# OBJECTIVE
Copy the records below exactly as they appear.

__________________________________________________

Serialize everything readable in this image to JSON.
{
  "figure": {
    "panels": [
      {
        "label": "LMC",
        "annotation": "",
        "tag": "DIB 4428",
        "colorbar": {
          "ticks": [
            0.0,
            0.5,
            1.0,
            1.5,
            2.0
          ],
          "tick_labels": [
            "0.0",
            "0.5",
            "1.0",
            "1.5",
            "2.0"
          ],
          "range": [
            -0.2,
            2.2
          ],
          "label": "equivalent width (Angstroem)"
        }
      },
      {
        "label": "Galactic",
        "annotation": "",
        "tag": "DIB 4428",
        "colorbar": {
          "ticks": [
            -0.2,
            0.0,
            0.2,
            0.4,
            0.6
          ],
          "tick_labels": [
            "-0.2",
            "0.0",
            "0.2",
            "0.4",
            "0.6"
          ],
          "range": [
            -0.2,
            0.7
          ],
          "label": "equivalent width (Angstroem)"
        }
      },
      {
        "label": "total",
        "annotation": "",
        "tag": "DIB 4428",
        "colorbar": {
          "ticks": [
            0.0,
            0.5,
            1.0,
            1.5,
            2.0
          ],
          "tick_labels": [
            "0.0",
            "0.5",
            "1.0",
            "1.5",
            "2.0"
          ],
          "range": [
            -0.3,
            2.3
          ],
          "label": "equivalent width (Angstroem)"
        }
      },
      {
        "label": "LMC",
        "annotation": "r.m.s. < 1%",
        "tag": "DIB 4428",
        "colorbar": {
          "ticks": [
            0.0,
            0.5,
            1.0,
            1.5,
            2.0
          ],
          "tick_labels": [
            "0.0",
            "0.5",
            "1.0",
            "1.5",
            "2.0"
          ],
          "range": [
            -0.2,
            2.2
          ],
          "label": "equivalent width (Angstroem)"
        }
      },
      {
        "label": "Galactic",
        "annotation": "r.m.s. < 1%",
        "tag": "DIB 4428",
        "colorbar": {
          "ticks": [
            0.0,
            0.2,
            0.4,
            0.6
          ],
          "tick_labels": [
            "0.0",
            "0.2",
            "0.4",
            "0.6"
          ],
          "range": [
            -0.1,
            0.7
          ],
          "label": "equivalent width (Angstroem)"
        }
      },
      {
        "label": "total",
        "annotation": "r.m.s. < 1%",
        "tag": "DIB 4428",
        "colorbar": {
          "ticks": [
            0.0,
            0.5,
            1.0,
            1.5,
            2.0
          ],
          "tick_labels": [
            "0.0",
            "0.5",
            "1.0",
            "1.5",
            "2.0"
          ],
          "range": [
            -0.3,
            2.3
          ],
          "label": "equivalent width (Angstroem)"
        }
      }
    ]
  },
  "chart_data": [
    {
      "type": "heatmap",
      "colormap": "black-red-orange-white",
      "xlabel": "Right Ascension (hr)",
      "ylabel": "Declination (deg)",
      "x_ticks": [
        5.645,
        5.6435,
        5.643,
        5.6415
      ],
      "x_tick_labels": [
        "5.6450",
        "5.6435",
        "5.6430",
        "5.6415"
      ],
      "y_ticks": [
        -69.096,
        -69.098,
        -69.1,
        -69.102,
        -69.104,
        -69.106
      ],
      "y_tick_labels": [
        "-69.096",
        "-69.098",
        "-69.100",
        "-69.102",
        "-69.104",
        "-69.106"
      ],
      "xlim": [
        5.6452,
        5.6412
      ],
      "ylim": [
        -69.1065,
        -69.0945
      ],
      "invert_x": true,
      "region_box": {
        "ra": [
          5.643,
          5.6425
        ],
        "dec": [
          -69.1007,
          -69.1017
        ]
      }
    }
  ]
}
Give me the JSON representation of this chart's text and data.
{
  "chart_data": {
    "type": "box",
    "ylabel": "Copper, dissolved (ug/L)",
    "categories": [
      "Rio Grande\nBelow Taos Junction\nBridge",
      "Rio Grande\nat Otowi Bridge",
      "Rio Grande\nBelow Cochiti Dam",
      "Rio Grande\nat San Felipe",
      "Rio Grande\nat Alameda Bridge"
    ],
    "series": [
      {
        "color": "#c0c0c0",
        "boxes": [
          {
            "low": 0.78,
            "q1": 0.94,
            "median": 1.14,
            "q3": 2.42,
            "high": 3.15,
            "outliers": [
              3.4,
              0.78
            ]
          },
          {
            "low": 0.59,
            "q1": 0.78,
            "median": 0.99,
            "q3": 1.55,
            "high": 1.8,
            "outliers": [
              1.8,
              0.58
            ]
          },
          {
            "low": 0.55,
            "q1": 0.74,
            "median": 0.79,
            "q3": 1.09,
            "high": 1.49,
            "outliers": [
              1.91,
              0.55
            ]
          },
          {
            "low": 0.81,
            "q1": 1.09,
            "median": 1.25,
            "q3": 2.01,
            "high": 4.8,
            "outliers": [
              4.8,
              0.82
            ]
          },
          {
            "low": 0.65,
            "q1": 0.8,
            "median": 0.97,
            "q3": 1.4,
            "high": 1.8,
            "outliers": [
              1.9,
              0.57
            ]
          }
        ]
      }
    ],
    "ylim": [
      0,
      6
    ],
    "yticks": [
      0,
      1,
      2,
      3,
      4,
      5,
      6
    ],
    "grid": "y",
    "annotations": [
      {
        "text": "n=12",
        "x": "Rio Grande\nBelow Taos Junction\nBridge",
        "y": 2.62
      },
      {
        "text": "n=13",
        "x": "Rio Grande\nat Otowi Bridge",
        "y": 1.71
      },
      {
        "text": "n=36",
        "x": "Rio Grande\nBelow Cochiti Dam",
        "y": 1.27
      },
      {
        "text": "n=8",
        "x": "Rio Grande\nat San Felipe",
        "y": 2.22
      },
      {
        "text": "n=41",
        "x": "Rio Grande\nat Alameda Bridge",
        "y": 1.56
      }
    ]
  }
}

__________________________________________________

# ANSWER TO THIS TASK
Serialize everything readable in this image to JSON.
{
  "figure": {
    "panels": [
      {
        "label": "LMC",
        "annotation": "",
        "tag": "DIB 4428",
        "colorbar": {
          "ticks": [
            0.0,
            0.5,
            1.0,
            1.5,
            2.0
          ],
          "tick_labels": [
            "0.0",
            "0.5",
            "1.0",
            "1.5",
            "2.0"
          ],
          "range": [
            -0.2,
            2.2
          ],
          "label": "equivalent width (Angstroem)"
        }
      },
      {
        "label": "Galactic",
        "annotation": "",
        "tag": "DIB 4428",
        "colorbar": {
          "ticks": [
            -0.2,
            0.0,
            0.2,
            0.4,
            0.6
          ],
          "tick_labels": [
            "-0.2",
            "0.0",
            "0.2",
            "0.4",
            "0.6"
          ],
          "range": [
            -0.2,
            0.7
          ],
          "label": "equivalent width (Angstroem)"
        }
      },
      {
        "label": "total",
        "annotation": "",
        "tag": "DIB 4428",
        "colorbar": {
          "ticks": [
            0.0,
            0.5,
            1.0,
            1.5,
            2.0
          ],
          "tick_labels": [
            "0.0",
            "0.5",
            "1.0",
            "1.5",
            "2.0"
          ],
          "range": [
            -0.3,
            2.3
          ],
          "label": "equivalent width (Angstroem)"
        }
      },
      {
        "label": "LMC",
        "annotation": "r.m.s. < 1%",
        "tag": "DIB 4428",
        "colorbar": {
          "ticks": [
            0.0,
            0.5,
            1.0,
            1.5,
            2.0
          ],
          "tick_labels": [
            "0.0",
            "0.5",
            "1.0",
            "1.5",
            "2.0"
          ],
          "range": [
            -0.2,
            2.2
          ],
          "label": "equivalent width (Angstroem)"
        }
      },
      {
        "label": "Galactic",
        "annotation": "r.m.s. < 1%",
        "tag": "DIB 4428",
        "colorbar": {
          "ticks": [
            0.0,
            0.2,
            0.4,
            0.6
          ],
          "tick_labels": [
            "0.0",
            "0.2",
            "0.4",
            "0.6"
          ],
          "range": [
            -0.1,
            0.7
          ],
          "label": "equivalent width (Angstroem)"
        }
      },
      {
        "label": "total",
        "annotation": "r.m.s. < 1%",
        "tag": "DIB 4428",
        "colorbar": {
          "ticks": [
            0.0,
            0.5,
            1.0,
            1.5,
            2.0
          ],
          "tick_labels": [
            "0.0",
            "0.5",
            "1.0",
            "1.5",
            "2.0"
          ],
          "range": [
            -0.3,
            2.3
          ],
          "label": "equivalent width (Angstroem)"
        }
      }
    ]
  },
  "chart_data": [
    {
      "type": "heatmap",
      "colormap": "black-red-orange-white",
      "xlabel": "Right Ascension (hr)",
      "ylabel": "Declination (deg)",
      "x_ticks": [
        5.645,
        5.6435,
        5.643,
        5.6415
      ],
      "x_tick_labels": [
        "5.6450",
        "5.6435",
        "5.6430",
        "5.6415"
      ],
      "y_ticks": [
        -69.096,
        -69.098,
        -69.1,
        -69.102,
        -69.104,
        -69.106
      ],
      "y_tick_labels": [
        "-69.096",
        "-69.098",
        "-69.100",
        "-69.102",
        "-69.104",
        "-69.106"
      ],
      "xlim": [
        5.6452,
        5.6412
      ],
      "ylim": [
        -69.1065,
        -69.0945
      ],
      "invert_x": true,
      "region_box": {
        "ra": [
          5.643,
          5.6425
        ],
        "dec": [
          -69.1007,
          -69.1017
        ]
      }
    }
  ]
}
Give me the JSON representation of this chart's text and data.
{
  "chart_data": {
    "type": "box",
    "ylabel": "Copper, dissolved (ug/L)",
    "categories": [
      "Rio Grande\nBelow Taos Junction\nBridge",
      "Rio Grande\nat Otowi Bridge",
      "Rio Grande\nBelow Cochiti Dam",
      "Rio Grande\nat San Felipe",
      "Rio Grande\nat Alameda Bridge"
    ],
    "series": [
      {
        "color": "#c0c0c0",
        "boxes": [
          {
            "low": 0.78,
            "q1": 0.94,
            "median": 1.14,
            "q3": 2.42,
            "high": 3.15,
            "outliers": [
              3.4,
              0.78
            ]
          },
          {
            "low": 0.59,
            "q1": 0.78,
            "median": 0.99,
            "q3": 1.55,
            "high": 1.8,
            "outliers": [
              1.8,
              0.58
            ]
          },
          {
            "low": 0.55,
            "q1": 0.74,
            "median": 0.79,
            "q3": 1.09,
            "high": 1.49,
            "outliers": [
              1.91,
              0.55
            ]
          },
          {
            "low": 0.81,
            "q1": 1.09,
            "median": 1.25,
            "q3": 2.01,
            "high": 4.8,
            "outliers": [
              4.8,
              0.82
            ]
          },
          {
            "low": 0.65,
            "q1": 0.8,
            "median": 0.97,
            "q3": 1.4,
            "high": 1.8,
            "outliers": [
              1.9,
              0.57
            ]
          }
        ]
      }
    ],
    "ylim": [
      0,
      6
    ],
    "yticks": [
      0,
      1,
      2,
      3,
      4,
      5,
      6
    ],
    "grid": "y",
    "annotations": [
      {
        "text": "n=12",
        "x": "Rio Grande\nBelow Taos Junction\nBridge",
        "y": 2.62
      },
      {
        "text": "n=13",
        "x": "Rio Grande\nat Otowi Bridge",
        "y": 1.71
      },
      {
        "text": "n=36",
        "x": "Rio Grande\nBelow Cochiti Dam",
        "y": 1.27
      },
      {
        "text": "n=8",
        "x": "Rio Grande\nat San Felipe",
        "y": 2.22
      },
      {
        "text": "n=41",
        "x": "Rio Grande\nat Alameda Bridge",
        "y": 1.56
      }
    ]
  }
}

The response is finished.